REQUIRED WORK —
a - In the crypto payment documentation below, what is the maximum length allowed for external_id?
b - For each statement, say whether the crypto payment documentation below agrees with it, and quote the words of the documentation that decide it: (i) payment_amount overrides the automatic conversion; (ii) external_id must be unique across all stores; (iii) when payment_amount is given, origin_amount is still used.
c - Extend the crypto payment documentation below beyond its last sentence, carrying on the section on how the callback works.
[[ EXCERPT PROVIDED, beginning ]]
Automatic Conversion Logic

If you use:

  • payment_currency
  • origin_amount
  • origin_currency

System calculates crypto amount based on market rate.

Optional Parameters

payment_amount

This overrides conversion.

Use it when:

  • You want exact crypto amount
  • You do not want auto conversion

Example:

“payment_currency” => “BTC”,

“payment_amount” => “0.01”

Now origin_amount is ignored. Invoice will be EXACTLY 0.01 BTC.

external_id

Very important. This is your invoice number.

Example:

“external_id” => “A1001”

Rules:

  • Must be unique per store
  • Max length 8 characters
  • Returned in callback

When callback arrives:

Instead of searching by amount, you search by external_id.

chain

Defines blockchain.

Available:

  • bitcoin
  • ethereum
  • binance
  • solana
  • tron

Example:

“chain” => “bitcoin”

Must match payment_currency.

6. Practical Examples

Example 1 – Auto Conversion (USD → BTC)

You sell product for $100.

"payment_currency" => "BTC",
"origin_amount" => "100",
"origin_currency" => "USD",
"external_id" => "B2001",
"chain" => "bitcoin"

System calculates:

0.0021 BTC

Customer pays BTC.

Example 2 – Fixed Crypto Amount

You want fixed 50 USDT.

"payment_currency" => "USDT",
"payment_amount" => "50",
"external_id" => "C3001",
"chain" => "tron"

No conversion used.

Example 3 – Two EVM Invoices Same Amount

Two invoices:

50 USD

50 USD

System may generate:

Invoice 1 → 50.00 USDT
Invoice 2 → 50.01 USDT

Customer must send exact value.

7. How Callback Works

When the payment status changes, the Bcon system sends a POST request to your callback URL.
[[ EXCERPT PROVIDED, end ]]
[[ INFORMATION, beginning ]]
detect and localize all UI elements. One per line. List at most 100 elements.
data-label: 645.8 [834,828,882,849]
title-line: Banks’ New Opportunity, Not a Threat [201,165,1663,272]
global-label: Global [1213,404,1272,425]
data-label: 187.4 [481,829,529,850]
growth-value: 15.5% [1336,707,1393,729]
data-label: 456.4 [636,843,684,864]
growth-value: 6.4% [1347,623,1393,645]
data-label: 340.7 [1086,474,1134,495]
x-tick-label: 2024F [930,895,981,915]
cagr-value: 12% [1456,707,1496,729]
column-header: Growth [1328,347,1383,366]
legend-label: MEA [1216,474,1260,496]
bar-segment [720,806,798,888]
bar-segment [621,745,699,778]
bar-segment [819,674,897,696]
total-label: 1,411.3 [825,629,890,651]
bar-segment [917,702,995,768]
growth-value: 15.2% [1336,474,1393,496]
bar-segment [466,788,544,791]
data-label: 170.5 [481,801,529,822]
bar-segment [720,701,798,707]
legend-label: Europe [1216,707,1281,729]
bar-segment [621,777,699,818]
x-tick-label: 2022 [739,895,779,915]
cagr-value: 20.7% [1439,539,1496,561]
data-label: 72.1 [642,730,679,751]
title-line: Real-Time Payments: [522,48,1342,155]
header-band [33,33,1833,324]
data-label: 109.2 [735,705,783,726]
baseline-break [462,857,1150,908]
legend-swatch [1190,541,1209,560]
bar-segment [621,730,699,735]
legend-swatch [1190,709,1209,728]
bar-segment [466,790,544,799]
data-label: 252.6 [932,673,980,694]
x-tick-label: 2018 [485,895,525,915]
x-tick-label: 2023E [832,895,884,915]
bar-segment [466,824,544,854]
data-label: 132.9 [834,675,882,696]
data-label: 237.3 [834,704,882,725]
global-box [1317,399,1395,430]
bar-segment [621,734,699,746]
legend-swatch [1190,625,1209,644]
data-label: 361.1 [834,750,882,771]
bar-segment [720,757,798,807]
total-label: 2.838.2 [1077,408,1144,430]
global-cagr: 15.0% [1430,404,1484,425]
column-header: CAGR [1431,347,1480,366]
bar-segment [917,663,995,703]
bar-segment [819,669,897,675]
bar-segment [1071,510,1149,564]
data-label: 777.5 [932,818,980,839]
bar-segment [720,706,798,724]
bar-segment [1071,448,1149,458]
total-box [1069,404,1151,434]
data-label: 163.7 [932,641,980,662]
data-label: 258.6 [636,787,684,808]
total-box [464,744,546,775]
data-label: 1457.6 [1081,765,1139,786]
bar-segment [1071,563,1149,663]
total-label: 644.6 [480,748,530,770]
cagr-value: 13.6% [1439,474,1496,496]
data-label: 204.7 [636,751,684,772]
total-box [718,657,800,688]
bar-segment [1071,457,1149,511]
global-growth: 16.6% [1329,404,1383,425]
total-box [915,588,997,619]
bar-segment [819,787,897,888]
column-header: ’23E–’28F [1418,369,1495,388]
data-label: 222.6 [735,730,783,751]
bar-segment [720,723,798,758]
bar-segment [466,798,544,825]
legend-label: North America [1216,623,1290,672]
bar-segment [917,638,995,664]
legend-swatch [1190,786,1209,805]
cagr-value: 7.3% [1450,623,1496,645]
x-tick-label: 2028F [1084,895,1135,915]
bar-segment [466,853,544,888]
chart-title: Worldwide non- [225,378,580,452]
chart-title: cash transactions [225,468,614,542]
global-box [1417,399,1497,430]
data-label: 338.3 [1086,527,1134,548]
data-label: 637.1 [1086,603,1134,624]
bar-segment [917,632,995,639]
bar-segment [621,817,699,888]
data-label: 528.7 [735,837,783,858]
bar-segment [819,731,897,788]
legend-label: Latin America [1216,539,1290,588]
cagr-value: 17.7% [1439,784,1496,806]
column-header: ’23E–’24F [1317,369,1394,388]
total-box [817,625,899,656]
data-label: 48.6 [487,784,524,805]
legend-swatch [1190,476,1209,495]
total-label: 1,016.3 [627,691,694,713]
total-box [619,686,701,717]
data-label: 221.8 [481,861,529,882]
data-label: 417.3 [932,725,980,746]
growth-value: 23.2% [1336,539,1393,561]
[[ INFORMATION, end ]]
RESPONSES PER TASK —
a - 8 characters.

b -
(i) Yes: "This overrides conversion."
(ii) No: "Must be unique per store"
(iii) No: "Now origin_amount is ignored."

c -
This request contains important information about the transaction. Your server must read this data and update the order status in your database.

The callback will return the following fields:

  • Status — the transaction status
    • confirmed = 2
    • partially_confirmed = 1
    • unconfirmed = 0
  • Addr — the receiving address where the payment was sent
  • Value — the received payment amount
  • Txid — the transaction ID in the blockchain

External_id — the value you specified when creating the invoice (used for tracking)

Example Callback JSON

{
 "status": 2,
 "addr": "0x1234abcd...",
 "value": "15000000",
 "txid": "0x98fa76bc54...",
 "external_id": "A1001"
}

What the Status Means

  • 0 (unconfirmed) → Transaction detected but not confirmed yet
  • 1 (partially_confirmed) → Transaction has some confirmations
  • 2 (confirmed) → Transaction is fully confirmed and payment is final

In most cases, you should mark the order as paid only when status = 2.

Important Technical Notes

1️⃣ Callback Success Rule

A callback is considered successful only when your server returns:

HTTP 200 status

If your server does not return HTTP 200, the system may retry sending the callback.

2️⃣ BTC Balance Units

For Bitcoin payments:

  • The Value field is returned in satoshis, not BTC.

Reminder:

1 BTC = 100,000,000 satoshis

Example:

If Value = 50000000
That means:

0.5 BTC

For EVM chains (Ethereum, BSC, Tron), the value follows the blockchain’s native smallest unit rules.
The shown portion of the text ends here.